Write the data out again, exactly as given.

| DATA SUPPLIED |
........
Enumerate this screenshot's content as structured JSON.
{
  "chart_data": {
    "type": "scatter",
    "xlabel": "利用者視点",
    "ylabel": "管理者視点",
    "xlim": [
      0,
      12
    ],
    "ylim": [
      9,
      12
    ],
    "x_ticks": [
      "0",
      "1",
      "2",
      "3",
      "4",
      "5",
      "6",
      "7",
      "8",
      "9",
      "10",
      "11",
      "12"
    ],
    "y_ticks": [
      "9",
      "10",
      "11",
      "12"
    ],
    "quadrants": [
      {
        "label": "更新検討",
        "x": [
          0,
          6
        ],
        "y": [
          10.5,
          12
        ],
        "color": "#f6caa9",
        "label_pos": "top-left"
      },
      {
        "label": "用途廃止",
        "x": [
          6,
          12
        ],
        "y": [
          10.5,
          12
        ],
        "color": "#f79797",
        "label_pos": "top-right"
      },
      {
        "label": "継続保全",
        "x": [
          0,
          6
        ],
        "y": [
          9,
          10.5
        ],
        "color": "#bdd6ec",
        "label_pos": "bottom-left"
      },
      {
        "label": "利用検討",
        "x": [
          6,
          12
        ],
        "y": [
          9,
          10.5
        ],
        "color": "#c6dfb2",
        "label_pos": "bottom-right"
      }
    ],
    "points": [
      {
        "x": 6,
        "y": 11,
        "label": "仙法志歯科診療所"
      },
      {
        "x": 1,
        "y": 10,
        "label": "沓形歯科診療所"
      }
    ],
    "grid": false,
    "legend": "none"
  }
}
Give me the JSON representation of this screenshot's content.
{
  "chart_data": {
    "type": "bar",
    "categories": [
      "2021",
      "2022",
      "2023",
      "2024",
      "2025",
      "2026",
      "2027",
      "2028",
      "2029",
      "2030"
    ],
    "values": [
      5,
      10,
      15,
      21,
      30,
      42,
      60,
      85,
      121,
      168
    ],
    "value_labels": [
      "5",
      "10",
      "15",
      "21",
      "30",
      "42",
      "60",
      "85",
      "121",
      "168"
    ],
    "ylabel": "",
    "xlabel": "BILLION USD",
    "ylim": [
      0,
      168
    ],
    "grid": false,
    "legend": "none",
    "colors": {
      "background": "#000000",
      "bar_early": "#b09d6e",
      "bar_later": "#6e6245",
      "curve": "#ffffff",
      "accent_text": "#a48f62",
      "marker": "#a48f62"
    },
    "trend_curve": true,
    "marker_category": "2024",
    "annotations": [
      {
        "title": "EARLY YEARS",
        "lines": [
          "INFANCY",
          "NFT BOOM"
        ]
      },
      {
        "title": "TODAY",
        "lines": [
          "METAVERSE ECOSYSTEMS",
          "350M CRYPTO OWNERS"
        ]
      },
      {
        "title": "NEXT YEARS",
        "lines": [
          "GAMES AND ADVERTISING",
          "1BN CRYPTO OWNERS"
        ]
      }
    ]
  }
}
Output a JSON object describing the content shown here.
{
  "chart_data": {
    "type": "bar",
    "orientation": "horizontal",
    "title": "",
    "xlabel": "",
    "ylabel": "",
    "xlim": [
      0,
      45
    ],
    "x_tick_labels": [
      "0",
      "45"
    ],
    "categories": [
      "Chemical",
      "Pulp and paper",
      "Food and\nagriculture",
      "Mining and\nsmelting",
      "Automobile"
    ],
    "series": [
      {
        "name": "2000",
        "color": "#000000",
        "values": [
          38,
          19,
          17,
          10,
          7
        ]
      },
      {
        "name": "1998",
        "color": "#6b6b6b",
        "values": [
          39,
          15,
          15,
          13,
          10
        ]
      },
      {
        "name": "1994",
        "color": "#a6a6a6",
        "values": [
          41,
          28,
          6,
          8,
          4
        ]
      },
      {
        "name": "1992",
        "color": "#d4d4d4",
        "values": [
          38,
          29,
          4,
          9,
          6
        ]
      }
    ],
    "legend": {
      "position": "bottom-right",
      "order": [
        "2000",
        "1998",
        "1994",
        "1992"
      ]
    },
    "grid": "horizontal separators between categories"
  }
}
........
| SOLUTION FOR THIS PROBLEM |
Enumerate this screenshot's content as structured JSON.
{
  "chart_data": {
    "type": "scatter",
    "xlabel": "利用者視点",
    "ylabel": "管理者視点",
    "xlim": [
      0,
      12
    ],
    "ylim": [
      9,
      12
    ],
    "x_ticks": [
      "0",
      "1",
      "2",
      "3",
      "4",
      "5",
      "6",
      "7",
      "8",
      "9",
      "10",
      "11",
      "12"
    ],
    "y_ticks": [
      "9",
      "10",
      "11",
      "12"
    ],
    "quadrants": [
      {
        "label": "更新検討",
        "x": [
          0,
          6
        ],
        "y": [
          10.5,
          12
        ],
        "color": "#f6caa9",
        "label_pos": "top-left"
      },
      {
        "label": "用途廃止",
        "x": [
          6,
          12
        ],
        "y": [
          10.5,
          12
        ],
        "color": "#f79797",
        "label_pos": "top-right"
      },
      {
        "label": "継続保全",
        "x": [
          0,
          6
        ],
        "y": [
          9,
          10.5
        ],
        "color": "#bdd6ec",
        "label_pos": "bottom-left"
      },
      {
        "label": "利用検討",
        "x": [
          6,
          12
        ],
        "y": [
          9,
          10.5
        ],
        "color": "#c6dfb2",
        "label_pos": "bottom-right"
      }
    ],
    "points": [
      {
        "x": 6,
        "y": 11,
        "label": "仙法志歯科診療所"
      },
      {
        "x": 1,
        "y": 10,
        "label": "沓形歯科診療所"
      }
    ],
    "grid": false,
    "legend": "none"
  }
}
Give me the JSON representation of this screenshot's content.
{
  "chart_data": {
    "type": "bar",
    "categories": [
      "2021",
      "2022",
      "2023",
      "2024",
      "2025",
      "2026",
      "2027",
      "2028",
      "2029",
      "2030"
    ],
    "values": [
      5,
      10,
      15,
      21,
      30,
      42,
      60,
      85,
      121,
      168
    ],
    "value_labels": [
      "5",
      "10",
      "15",
      "21",
      "30",
      "42",
      "60",
      "85",
      "121",
      "168"
    ],
    "ylabel": "",
    "xlabel": "BILLION USD",
    "ylim": [
      0,
      168
    ],
    "grid": false,
    "legend": "none",
    "colors": {
      "background": "#000000",
      "bar_early": "#b09d6e",
      "bar_later": "#6e6245",
      "curve": "#ffffff",
      "accent_text": "#a48f62",
      "marker": "#a48f62"
    },
    "trend_curve": true,
    "marker_category": "2024",
    "annotations": [
      {
        "title": "EARLY YEARS",
        "lines": [
          "INFANCY",
          "NFT BOOM"
        ]
      },
      {
        "title": "TODAY",
        "lines": [
          "METAVERSE ECOSYSTEMS",
          "350M CRYPTO OWNERS"
        ]
      },
      {
        "title": "NEXT YEARS",
        "lines": [
          "GAMES AND ADVERTISING",
          "1BN CRYPTO OWNERS"
        ]
      }
    ]
  }
}
Output a JSON object describing the content shown here.
{
  "chart_data": {
    "type": "bar",
    "orientation": "horizontal",
    "title": "",
    "xlabel": "",
    "ylabel": "",
    "xlim": [
      0,
      45
    ],
    "x_tick_labels": [
      "0",
      "45"
    ],
    "categories": [
      "Chemical",
      "Pulp and paper",
      "Food and\nagriculture",
      "Mining and\nsmelting",
      "Automobile"
    ],
    "series": [
      {
        "name": "2000",
        "color": "#000000",
        "values": [
          38,
          19,
          17,
          10,
          7
        ]
      },
      {
        "name": "1998",
        "color": "#6b6b6b",
        "values": [
          39,
          15,
          15,
          13,
          10
        ]
      },
      {
        "name": "1994",
        "color": "#a6a6a6",
        "values": [
          41,
          28,
          6,
          8,
          4
        ]
      },
      {
        "name": "1992",
        "color": "#d4d4d4",
        "values": [
          38,
          29,
          4,
          9,
          6
        ]
      }
    ],
    "legend": {
      "position": "bottom-right",
      "order": [
        "2000",
        "1998",
        "1994",
        "1992"
      ]
    },
    "grid": "horizontal separators between categories"
  }
}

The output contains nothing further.